§ DATASET RECORDS:
· · · ·

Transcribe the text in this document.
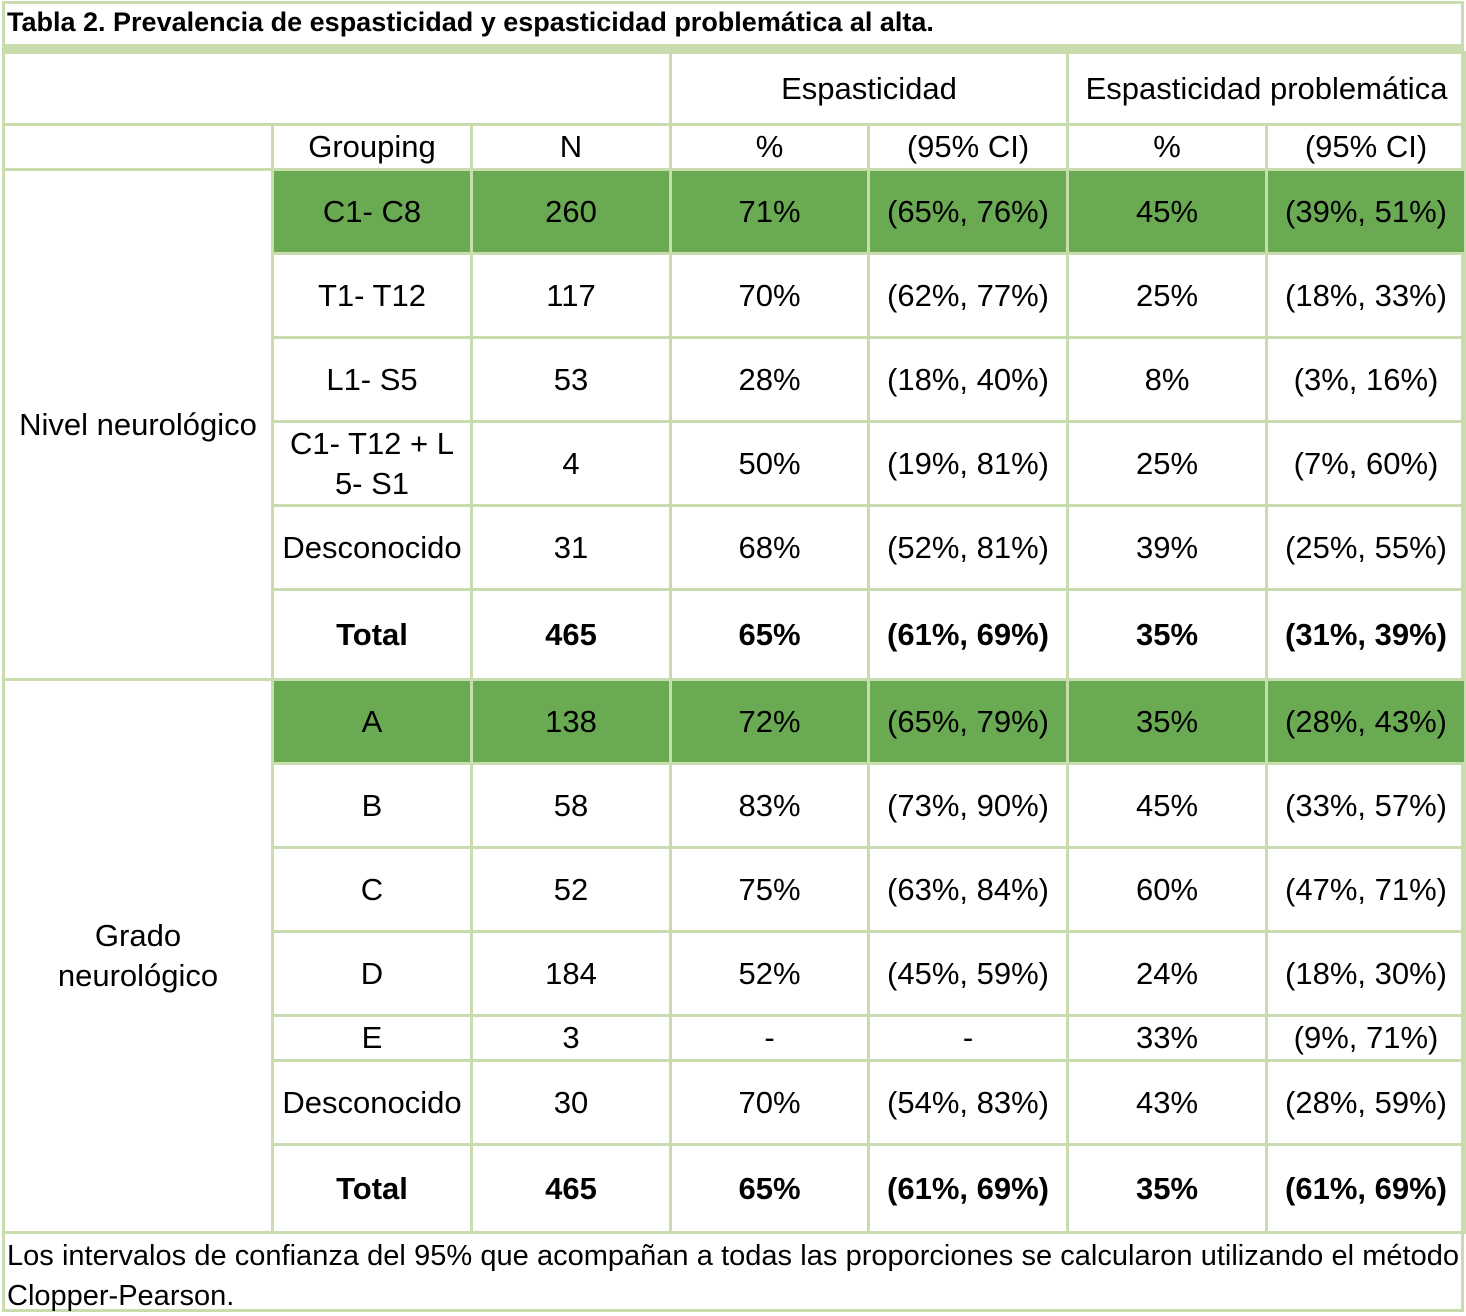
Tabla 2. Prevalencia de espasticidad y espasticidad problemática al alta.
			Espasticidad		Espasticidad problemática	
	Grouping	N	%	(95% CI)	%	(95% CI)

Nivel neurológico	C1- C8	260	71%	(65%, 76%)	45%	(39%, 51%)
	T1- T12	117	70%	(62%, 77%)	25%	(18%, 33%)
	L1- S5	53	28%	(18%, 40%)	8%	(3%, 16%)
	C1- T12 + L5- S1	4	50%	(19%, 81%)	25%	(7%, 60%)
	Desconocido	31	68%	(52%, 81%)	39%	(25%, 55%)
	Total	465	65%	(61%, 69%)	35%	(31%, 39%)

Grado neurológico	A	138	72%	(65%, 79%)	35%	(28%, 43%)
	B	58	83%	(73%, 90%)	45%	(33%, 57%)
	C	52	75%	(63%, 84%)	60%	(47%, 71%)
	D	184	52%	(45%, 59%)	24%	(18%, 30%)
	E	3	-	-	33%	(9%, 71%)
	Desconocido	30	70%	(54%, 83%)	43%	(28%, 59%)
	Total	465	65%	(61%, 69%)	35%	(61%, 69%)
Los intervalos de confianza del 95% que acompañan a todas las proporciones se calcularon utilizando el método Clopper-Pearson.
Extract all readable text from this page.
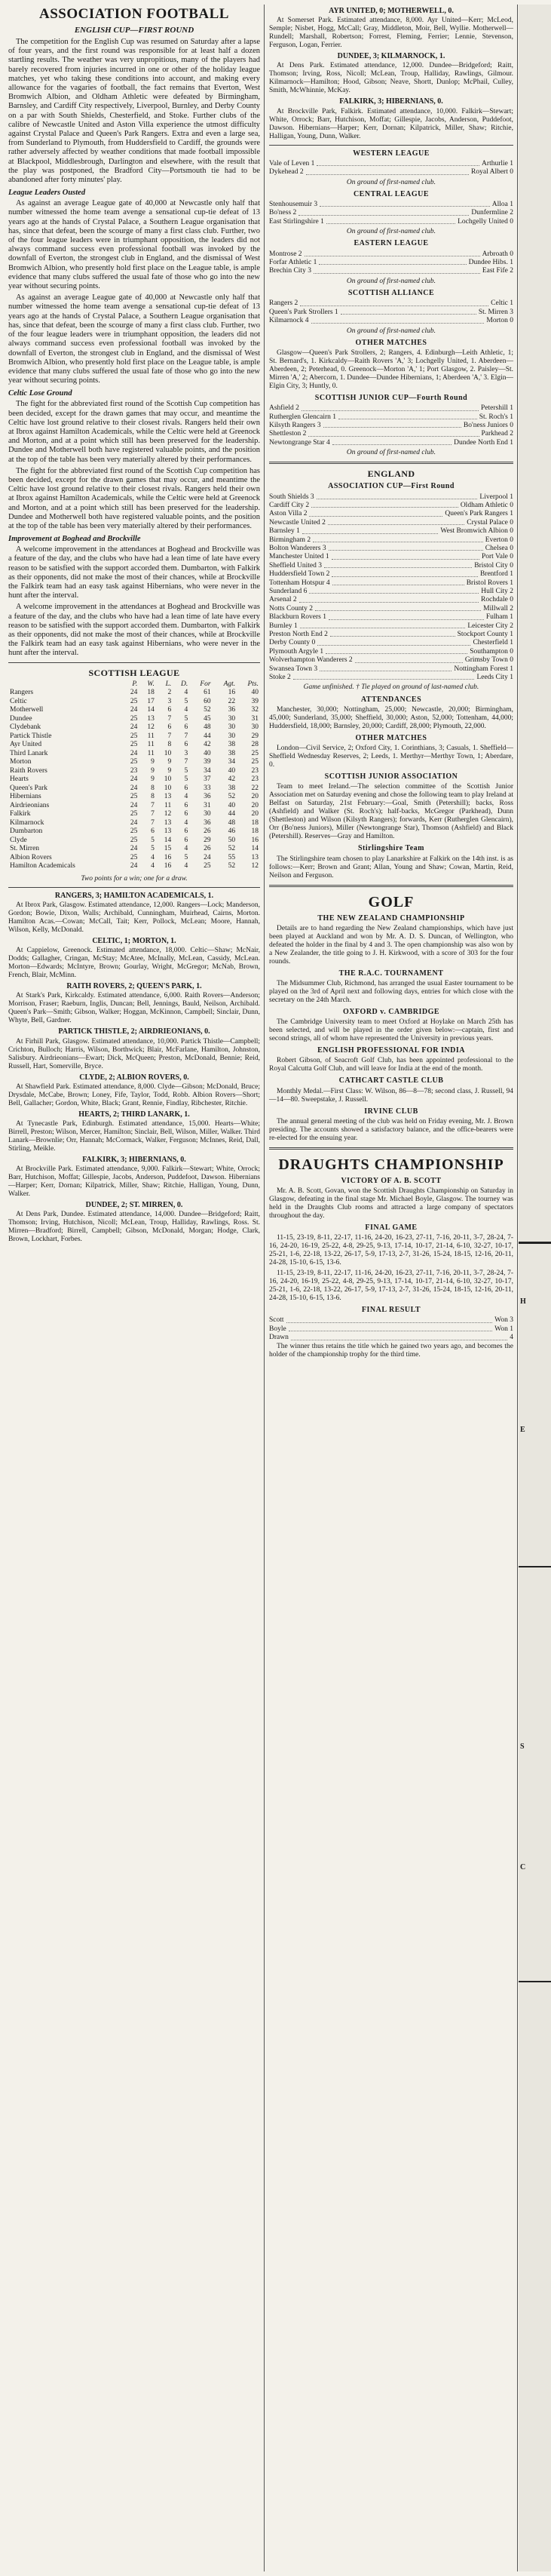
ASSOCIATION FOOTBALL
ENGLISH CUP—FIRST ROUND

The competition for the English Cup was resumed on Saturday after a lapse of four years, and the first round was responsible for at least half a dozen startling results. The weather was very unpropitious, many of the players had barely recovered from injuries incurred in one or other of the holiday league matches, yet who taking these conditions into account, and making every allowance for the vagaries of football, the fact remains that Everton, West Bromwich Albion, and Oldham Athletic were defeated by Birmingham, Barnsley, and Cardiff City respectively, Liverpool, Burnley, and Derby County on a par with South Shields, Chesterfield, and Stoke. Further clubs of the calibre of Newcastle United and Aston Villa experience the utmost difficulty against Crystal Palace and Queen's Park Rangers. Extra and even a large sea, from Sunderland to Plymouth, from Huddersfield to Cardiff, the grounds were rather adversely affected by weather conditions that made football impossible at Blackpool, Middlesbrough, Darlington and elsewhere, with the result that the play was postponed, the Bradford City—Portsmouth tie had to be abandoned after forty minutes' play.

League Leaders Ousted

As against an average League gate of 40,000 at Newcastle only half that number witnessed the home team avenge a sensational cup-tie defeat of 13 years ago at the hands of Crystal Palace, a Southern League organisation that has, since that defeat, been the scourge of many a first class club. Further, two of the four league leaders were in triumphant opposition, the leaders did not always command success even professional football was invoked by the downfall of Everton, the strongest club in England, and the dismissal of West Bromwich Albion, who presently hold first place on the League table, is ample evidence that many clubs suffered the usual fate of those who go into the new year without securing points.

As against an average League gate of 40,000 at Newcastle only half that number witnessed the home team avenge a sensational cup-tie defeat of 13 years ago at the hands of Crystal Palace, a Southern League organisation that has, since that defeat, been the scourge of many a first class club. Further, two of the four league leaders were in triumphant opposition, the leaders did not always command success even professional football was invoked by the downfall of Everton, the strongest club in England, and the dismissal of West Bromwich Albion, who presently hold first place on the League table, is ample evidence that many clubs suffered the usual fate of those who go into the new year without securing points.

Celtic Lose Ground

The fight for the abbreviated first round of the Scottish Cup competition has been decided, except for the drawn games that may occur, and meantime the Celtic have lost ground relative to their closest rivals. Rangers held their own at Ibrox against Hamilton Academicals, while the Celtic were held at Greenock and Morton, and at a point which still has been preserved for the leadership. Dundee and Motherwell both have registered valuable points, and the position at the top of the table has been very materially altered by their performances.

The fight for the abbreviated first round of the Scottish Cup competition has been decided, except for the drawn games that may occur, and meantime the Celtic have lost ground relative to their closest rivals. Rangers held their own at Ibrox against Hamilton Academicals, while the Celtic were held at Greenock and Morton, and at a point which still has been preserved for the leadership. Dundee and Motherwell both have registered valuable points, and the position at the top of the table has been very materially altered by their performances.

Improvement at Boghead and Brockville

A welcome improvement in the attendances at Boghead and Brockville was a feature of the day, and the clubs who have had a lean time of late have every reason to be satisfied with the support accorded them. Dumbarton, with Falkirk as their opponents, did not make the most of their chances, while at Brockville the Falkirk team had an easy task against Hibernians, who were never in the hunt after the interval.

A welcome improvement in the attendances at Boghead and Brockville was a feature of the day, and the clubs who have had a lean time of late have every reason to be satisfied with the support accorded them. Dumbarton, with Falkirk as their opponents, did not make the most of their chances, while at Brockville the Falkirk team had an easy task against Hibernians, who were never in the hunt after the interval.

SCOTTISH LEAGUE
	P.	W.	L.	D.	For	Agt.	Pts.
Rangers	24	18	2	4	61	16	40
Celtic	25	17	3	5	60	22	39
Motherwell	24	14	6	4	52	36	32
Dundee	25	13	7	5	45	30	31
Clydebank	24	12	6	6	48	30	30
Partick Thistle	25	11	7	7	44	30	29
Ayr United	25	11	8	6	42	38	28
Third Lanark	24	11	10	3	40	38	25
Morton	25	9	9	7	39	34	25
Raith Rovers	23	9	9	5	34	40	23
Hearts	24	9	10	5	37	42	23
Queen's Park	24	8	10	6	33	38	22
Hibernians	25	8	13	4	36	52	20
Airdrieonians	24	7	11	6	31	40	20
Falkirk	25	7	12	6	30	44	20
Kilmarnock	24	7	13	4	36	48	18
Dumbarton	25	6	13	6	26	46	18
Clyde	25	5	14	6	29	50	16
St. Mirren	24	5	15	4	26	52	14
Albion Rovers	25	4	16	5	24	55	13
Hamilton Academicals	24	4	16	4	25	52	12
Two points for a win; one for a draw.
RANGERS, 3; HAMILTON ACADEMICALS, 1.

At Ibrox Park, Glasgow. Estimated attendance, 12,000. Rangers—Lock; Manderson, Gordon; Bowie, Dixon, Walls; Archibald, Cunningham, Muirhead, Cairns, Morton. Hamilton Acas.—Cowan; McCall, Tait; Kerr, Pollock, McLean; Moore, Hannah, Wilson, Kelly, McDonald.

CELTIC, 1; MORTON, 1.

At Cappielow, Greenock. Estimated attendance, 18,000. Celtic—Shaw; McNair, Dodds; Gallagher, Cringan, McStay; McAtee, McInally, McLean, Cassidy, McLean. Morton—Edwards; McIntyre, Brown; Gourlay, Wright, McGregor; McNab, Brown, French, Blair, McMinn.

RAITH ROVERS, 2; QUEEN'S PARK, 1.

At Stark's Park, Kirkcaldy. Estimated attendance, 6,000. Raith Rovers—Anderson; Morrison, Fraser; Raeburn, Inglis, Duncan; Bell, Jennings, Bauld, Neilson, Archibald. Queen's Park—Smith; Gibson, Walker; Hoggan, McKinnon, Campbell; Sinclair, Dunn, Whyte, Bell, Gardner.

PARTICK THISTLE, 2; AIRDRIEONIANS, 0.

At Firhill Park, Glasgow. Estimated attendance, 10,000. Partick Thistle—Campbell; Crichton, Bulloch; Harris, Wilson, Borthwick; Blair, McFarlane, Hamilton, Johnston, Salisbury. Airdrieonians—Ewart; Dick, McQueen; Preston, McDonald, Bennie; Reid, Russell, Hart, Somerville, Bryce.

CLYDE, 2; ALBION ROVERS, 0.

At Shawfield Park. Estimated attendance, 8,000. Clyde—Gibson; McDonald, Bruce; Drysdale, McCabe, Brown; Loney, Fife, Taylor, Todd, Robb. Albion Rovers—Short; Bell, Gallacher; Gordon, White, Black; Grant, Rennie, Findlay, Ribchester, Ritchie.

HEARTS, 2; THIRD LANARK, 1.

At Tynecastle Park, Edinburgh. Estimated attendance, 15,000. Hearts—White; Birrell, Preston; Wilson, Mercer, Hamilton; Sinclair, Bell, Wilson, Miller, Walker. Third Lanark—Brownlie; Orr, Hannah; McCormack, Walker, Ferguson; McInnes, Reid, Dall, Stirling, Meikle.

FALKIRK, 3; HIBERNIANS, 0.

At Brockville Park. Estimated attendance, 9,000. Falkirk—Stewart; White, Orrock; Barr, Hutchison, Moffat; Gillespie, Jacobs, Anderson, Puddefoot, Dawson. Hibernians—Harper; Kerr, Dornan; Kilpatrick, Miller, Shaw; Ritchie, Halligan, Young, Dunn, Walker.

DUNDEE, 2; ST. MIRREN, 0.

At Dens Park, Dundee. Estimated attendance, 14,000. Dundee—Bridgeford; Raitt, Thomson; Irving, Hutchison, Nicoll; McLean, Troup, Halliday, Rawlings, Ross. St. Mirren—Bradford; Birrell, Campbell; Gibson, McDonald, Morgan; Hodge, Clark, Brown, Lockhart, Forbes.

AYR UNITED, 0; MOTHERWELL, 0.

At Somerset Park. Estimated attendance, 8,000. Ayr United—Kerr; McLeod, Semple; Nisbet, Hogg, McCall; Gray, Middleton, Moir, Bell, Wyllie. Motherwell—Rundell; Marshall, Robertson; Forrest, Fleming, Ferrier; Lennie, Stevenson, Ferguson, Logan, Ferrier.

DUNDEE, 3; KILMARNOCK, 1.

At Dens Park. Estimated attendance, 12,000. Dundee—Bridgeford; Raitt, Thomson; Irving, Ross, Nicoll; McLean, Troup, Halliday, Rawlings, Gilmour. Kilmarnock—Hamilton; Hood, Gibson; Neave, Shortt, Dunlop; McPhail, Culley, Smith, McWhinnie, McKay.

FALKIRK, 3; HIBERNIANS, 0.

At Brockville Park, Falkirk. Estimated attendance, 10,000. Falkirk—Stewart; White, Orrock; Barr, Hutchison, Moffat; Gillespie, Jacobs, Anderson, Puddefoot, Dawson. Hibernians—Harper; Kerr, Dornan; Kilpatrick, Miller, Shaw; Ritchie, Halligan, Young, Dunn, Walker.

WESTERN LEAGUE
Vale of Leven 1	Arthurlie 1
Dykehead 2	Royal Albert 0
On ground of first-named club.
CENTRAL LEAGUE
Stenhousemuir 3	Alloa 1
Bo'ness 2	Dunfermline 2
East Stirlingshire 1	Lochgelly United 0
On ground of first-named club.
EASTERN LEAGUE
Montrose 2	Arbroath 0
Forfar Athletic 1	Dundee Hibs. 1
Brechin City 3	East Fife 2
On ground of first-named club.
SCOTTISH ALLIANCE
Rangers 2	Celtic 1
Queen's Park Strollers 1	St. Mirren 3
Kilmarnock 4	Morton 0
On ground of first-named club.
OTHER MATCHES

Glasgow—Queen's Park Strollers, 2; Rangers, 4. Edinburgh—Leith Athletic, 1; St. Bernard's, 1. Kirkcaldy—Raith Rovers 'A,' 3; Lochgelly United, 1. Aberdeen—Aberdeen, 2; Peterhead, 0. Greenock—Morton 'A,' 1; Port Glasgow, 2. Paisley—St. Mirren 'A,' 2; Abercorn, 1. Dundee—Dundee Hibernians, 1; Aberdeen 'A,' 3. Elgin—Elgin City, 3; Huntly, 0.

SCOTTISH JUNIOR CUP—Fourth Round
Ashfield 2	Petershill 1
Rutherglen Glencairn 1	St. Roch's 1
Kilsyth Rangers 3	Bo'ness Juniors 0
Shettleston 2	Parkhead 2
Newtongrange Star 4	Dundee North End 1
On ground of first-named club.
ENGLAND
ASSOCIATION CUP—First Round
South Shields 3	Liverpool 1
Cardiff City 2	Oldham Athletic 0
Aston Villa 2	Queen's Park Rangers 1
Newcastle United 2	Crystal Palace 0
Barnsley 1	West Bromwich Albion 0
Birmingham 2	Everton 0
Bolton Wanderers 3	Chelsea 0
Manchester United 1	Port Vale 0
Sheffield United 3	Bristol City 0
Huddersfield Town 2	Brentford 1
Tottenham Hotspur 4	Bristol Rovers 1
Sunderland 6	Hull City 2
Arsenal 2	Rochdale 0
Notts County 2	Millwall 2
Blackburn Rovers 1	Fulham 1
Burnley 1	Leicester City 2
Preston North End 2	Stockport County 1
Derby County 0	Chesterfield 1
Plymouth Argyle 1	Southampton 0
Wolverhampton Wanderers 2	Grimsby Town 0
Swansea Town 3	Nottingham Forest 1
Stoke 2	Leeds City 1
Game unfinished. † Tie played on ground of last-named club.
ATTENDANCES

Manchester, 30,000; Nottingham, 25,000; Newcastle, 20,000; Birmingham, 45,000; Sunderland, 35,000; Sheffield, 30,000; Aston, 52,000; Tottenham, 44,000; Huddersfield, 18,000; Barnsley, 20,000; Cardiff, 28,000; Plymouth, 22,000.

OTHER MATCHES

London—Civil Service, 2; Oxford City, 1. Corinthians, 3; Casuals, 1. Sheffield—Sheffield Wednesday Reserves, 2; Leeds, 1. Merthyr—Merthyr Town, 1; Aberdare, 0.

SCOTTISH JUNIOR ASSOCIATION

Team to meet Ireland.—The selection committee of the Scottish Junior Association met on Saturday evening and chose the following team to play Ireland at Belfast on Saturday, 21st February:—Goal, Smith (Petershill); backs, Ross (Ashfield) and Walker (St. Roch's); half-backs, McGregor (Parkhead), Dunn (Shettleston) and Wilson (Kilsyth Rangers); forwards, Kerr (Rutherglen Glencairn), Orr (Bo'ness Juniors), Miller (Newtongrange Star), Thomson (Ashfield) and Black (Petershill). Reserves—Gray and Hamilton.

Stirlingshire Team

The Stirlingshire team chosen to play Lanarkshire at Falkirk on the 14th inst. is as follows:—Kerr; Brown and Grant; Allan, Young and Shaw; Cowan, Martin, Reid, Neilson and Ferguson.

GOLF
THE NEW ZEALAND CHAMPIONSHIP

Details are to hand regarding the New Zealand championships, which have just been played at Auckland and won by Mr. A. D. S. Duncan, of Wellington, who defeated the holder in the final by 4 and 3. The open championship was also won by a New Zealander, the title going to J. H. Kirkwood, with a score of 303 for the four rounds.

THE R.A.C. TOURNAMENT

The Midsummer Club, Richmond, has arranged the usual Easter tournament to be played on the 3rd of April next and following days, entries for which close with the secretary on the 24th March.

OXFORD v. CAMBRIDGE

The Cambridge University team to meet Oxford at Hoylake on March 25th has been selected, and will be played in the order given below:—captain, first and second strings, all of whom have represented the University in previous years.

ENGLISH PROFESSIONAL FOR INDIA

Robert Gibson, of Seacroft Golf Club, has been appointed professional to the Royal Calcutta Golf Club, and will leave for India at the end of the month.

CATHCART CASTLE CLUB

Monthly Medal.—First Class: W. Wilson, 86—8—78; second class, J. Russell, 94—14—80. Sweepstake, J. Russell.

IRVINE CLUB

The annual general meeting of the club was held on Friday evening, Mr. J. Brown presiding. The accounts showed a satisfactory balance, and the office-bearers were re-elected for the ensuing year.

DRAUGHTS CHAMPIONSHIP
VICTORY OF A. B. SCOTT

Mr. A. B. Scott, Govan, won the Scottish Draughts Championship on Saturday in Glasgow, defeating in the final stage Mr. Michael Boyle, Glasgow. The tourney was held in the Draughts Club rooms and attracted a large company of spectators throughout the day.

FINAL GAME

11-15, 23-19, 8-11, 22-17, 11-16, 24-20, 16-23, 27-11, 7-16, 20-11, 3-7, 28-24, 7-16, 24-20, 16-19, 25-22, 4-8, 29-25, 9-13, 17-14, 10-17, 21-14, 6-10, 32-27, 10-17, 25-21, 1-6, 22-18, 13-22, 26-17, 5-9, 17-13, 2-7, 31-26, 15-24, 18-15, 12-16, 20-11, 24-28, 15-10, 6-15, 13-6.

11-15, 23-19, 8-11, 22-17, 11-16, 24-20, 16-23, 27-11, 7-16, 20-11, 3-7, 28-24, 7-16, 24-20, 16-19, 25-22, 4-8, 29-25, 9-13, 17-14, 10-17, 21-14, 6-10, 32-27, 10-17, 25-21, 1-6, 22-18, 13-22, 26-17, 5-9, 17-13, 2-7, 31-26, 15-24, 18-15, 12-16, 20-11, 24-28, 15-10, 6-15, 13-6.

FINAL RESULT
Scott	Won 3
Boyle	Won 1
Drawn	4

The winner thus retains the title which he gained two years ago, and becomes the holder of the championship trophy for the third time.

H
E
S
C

· · · ·

§ PROMPT: Filter the records above and return every line that holds the word "Nicoll".

§ CORRECT RESPONSE:
At Dens Park, Dundee. Estimated attendance, 14,000. Dundee—Bridgeford; Raitt, Thomson; Irving, Hutchison, Nicoll; McLean, Troup, Halliday, Rawlings, Ross. St. Mirren—Bradford; Birrell, Campbell; Gibson, McDonald, Morgan; Hodge, Clark, Brown, Lockhart, Forbes.
At Dens Park. Estimated attendance, 12,000. Dundee—Bridgeford; Raitt, Thomson; Irving, Ross, Nicoll; McLean, Troup, Halliday, Rawlings, Gilmour. Kilmarnock—Hamilton; Hood, Gibson; Neave, Shortt, Dunlop; McPhail, Culley, Smith, McWhinnie, McKay.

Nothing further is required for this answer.